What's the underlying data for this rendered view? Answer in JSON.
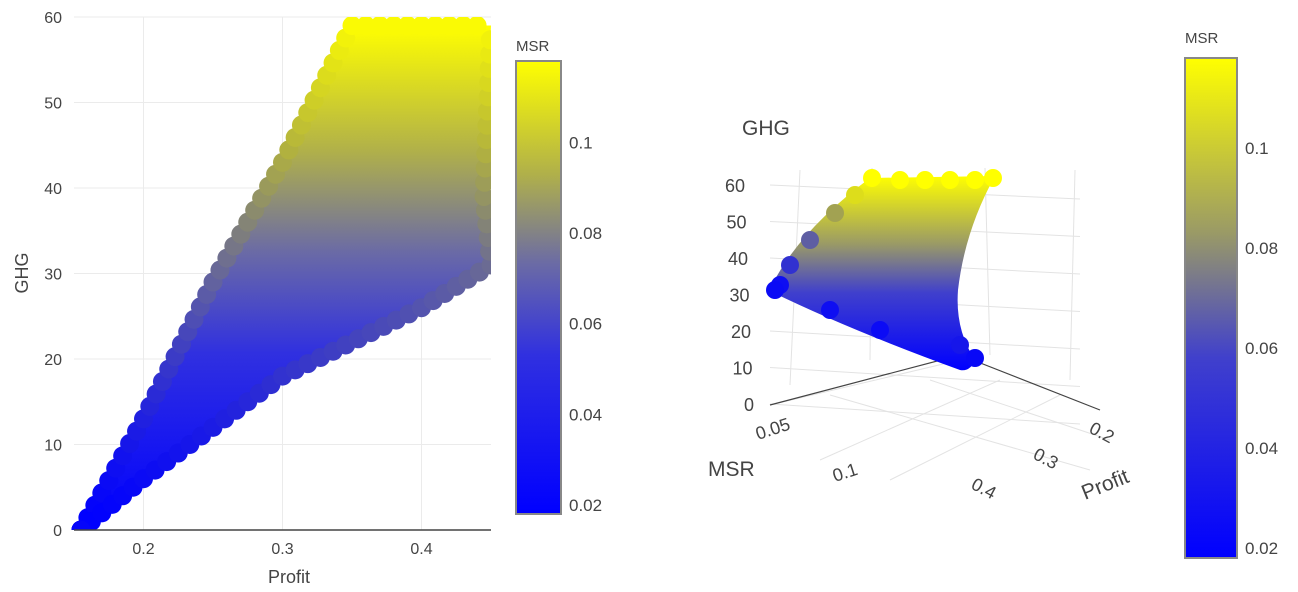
{
  "chart_data": [
    {
      "type": "scatter",
      "view": "2d",
      "xlabel": "Profit",
      "ylabel": "GHG",
      "xlim": [
        0.15,
        0.45
      ],
      "ylim": [
        0,
        60
      ],
      "x_ticks": [
        "0.2",
        "0.3",
        "0.4"
      ],
      "y_ticks": [
        "0",
        "10",
        "20",
        "30",
        "40",
        "50",
        "60"
      ],
      "grid": true,
      "color_var": "MSR",
      "region": {
        "upper_edge": [
          [
            0.155,
            0
          ],
          [
            0.2,
            13
          ],
          [
            0.25,
            29
          ],
          [
            0.3,
            43
          ],
          [
            0.35,
            59
          ],
          [
            0.45,
            59
          ]
        ],
        "lower_edge": [
          [
            0.155,
            0
          ],
          [
            0.2,
            6
          ],
          [
            0.25,
            12
          ],
          [
            0.3,
            18
          ],
          [
            0.4,
            26
          ],
          [
            0.45,
            31
          ]
        ],
        "right_edge": [
          [
            0.45,
            31
          ],
          [
            0.445,
            39
          ],
          [
            0.45,
            59
          ]
        ]
      },
      "colorbar": {
        "title": "MSR",
        "range": [
          0.018,
          0.118
        ],
        "ticks": [
          "0.02",
          "0.04",
          "0.06",
          "0.08",
          "0.1"
        ],
        "tick_values": [
          0.02,
          0.04,
          0.06,
          0.08,
          0.1
        ],
        "colors": [
          "#0000ff",
          "#5a5aa8",
          "#b4b43c",
          "#ffff00"
        ]
      }
    },
    {
      "type": "scatter",
      "view": "3d",
      "zlabel": "GHG",
      "xlabel": "MSR",
      "ylabel": "Profit",
      "z_ticks": [
        "0",
        "10",
        "20",
        "30",
        "40",
        "50",
        "60"
      ],
      "x_ticks": [
        "0.05",
        "0.1"
      ],
      "y_ticks": [
        "0.2",
        "0.3",
        "0.4"
      ],
      "color_var": "MSR",
      "colorbar": {
        "title": "MSR",
        "range": [
          0.018,
          0.118
        ],
        "ticks": [
          "0.02",
          "0.04",
          "0.06",
          "0.08",
          "0.1"
        ],
        "tick_values": [
          0.02,
          0.04,
          0.06,
          0.08,
          0.1
        ],
        "colors": [
          "#0000ff",
          "#5a5aa8",
          "#b4b43c",
          "#ffff00"
        ]
      }
    }
  ]
}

▶ **PROBLEM TO SOLVE**:
Print all entries exactly. The images do not belong in the copy.

▶ **SOLVED PROBLEM**:
What's the underlying data for this rendered view? Answer in JSON.
{
  "chart_data": [
    {
      "type": "scatter",
      "view": "2d",
      "xlabel": "Profit",
      "ylabel": "GHG",
      "xlim": [
        0.15,
        0.45
      ],
      "ylim": [
        0,
        60
      ],
      "x_ticks": [
        "0.2",
        "0.3",
        "0.4"
      ],
      "y_ticks": [
        "0",
        "10",
        "20",
        "30",
        "40",
        "50",
        "60"
      ],
      "grid": true,
      "color_var": "MSR",
      "region": {
        "upper_edge": [
          [
            0.155,
            0
          ],
          [
            0.2,
            13
          ],
          [
            0.25,
            29
          ],
          [
            0.3,
            43
          ],
          [
            0.35,
            59
          ],
          [
            0.45,
            59
          ]
        ],
        "lower_edge": [
          [
            0.155,
            0
          ],
          [
            0.2,
            6
          ],
          [
            0.25,
            12
          ],
          [
            0.3,
            18
          ],
          [
            0.4,
            26
          ],
          [
            0.45,
            31
          ]
        ],
        "right_edge": [
          [
            0.45,
            31
          ],
          [
            0.445,
            39
          ],
          [
            0.45,
            59
          ]
        ]
      },
      "colorbar": {
        "title": "MSR",
        "range": [
          0.018,
          0.118
        ],
        "ticks": [
          "0.02",
          "0.04",
          "0.06",
          "0.08",
          "0.1"
        ],
        "tick_values": [
          0.02,
          0.04,
          0.06,
          0.08,
          0.1
        ],
        "colors": [
          "#0000ff",
          "#5a5aa8",
          "#b4b43c",
          "#ffff00"
        ]
      }
    },
    {
      "type": "scatter",
      "view": "3d",
      "zlabel": "GHG",
      "xlabel": "MSR",
      "ylabel": "Profit",
      "z_ticks": [
        "0",
        "10",
        "20",
        "30",
        "40",
        "50",
        "60"
      ],
      "x_ticks": [
        "0.05",
        "0.1"
      ],
      "y_ticks": [
        "0.2",
        "0.3",
        "0.4"
      ],
      "color_var": "MSR",
      "colorbar": {
        "title": "MSR",
        "range": [
          0.018,
          0.118
        ],
        "ticks": [
          "0.02",
          "0.04",
          "0.06",
          "0.08",
          "0.1"
        ],
        "tick_values": [
          0.02,
          0.04,
          0.06,
          0.08,
          0.1
        ],
        "colors": [
          "#0000ff",
          "#5a5aa8",
          "#b4b43c",
          "#ffff00"
        ]
      }
    }
  ]
}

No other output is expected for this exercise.